Repeat every record below exactly, but leave out any pictures.

┄┄┄┄┄┄┄┄┄┄

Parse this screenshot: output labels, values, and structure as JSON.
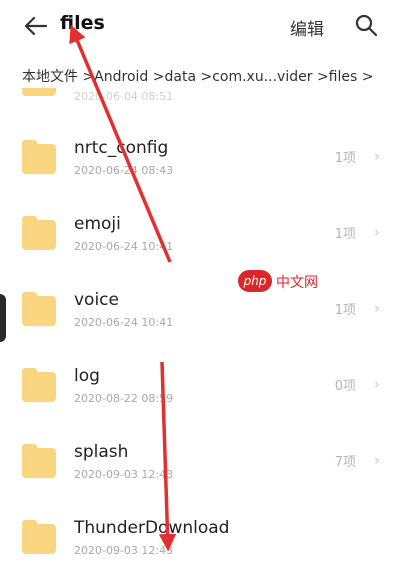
{
  "header": {
    "title": "files",
    "edit_label": "编辑",
    "back_icon": "back-arrow-icon",
    "search_icon": "search-icon"
  },
  "breadcrumb": "本地文件 >Android >data >com.xu...vider >files >",
  "partial_row": {
    "date": "2020-06-04 08:51"
  },
  "files": [
    {
      "name": "nrtc_config",
      "date": "2020-06-24 08:43",
      "count": "1项"
    },
    {
      "name": "emoji",
      "date": "2020-06-24 10:41",
      "count": "1项"
    },
    {
      "name": "voice",
      "date": "2020-06-24 10:41",
      "count": "1项"
    },
    {
      "name": "log",
      "date": "2020-08-22 08:59",
      "count": "0项"
    },
    {
      "name": "splash",
      "date": "2020-09-03 12:43",
      "count": "7项"
    },
    {
      "name": "ThunderDownload",
      "date": "2020-09-03 12:43",
      "count": ""
    }
  ],
  "watermark": {
    "logo": "php",
    "text": "中文网"
  },
  "colors": {
    "folder": "#f9d67f",
    "arrow": "#e03030"
  }
}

┄┄┄┄┄┄┄┄┄┄

Reply =
Parse this screenshot: output labels, values, and structure as JSON.
{
  "header": {
    "title": "files",
    "edit_label": "编辑",
    "back_icon": "back-arrow-icon",
    "search_icon": "search-icon"
  },
  "breadcrumb": "本地文件 >Android >data >com.xu...vider >files >",
  "partial_row": {
    "date": "2020-06-04 08:51"
  },
  "files": [
    {
      "name": "nrtc_config",
      "date": "2020-06-24 08:43",
      "count": "1项"
    },
    {
      "name": "emoji",
      "date": "2020-06-24 10:41",
      "count": "1项"
    },
    {
      "name": "voice",
      "date": "2020-06-24 10:41",
      "count": "1项"
    },
    {
      "name": "log",
      "date": "2020-08-22 08:59",
      "count": "0项"
    },
    {
      "name": "splash",
      "date": "2020-09-03 12:43",
      "count": "7项"
    },
    {
      "name": "ThunderDownload",
      "date": "2020-09-03 12:43",
      "count": ""
    }
  ],
  "watermark": {
    "logo": "php",
    "text": "中文网"
  },
  "colors": {
    "folder": "#f9d67f",
    "arrow": "#e03030"
  }
}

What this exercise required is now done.